### AIM
List every line in this data where the string "tonnetz" occurs.

**** DATASET RECORDS ****

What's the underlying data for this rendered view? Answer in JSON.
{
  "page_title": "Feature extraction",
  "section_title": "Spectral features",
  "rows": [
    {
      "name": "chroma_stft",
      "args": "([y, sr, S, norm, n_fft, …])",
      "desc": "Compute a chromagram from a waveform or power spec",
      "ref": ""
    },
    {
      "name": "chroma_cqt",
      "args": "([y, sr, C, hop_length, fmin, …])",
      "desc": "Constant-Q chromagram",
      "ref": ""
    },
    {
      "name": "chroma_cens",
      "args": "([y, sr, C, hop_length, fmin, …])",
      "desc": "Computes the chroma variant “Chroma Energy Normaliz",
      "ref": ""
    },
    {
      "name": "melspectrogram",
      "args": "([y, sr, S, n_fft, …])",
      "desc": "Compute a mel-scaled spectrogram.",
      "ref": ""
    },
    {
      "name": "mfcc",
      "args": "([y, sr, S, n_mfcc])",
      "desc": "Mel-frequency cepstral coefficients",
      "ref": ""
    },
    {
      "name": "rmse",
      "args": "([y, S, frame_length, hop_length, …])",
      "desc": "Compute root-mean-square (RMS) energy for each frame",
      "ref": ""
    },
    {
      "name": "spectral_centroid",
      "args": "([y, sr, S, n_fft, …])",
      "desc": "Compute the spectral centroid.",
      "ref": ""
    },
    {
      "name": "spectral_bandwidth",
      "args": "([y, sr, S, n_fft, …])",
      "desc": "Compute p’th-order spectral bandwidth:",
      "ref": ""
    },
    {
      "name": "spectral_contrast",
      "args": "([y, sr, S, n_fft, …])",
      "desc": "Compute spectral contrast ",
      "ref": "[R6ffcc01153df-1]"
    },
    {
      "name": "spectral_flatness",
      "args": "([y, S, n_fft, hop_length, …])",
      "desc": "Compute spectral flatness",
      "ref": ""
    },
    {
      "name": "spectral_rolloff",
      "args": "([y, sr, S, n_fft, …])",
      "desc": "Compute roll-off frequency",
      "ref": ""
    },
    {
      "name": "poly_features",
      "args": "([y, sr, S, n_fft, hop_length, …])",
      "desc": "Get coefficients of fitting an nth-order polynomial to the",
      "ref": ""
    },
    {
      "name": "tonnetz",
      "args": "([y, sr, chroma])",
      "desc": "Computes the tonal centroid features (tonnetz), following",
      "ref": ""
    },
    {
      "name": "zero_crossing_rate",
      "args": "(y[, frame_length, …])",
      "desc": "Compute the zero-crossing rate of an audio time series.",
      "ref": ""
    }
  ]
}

****

### WRITTEN REPLY
      "name": "tonnetz",
      "desc": "Computes the tonal centroid features (tonnetz), following",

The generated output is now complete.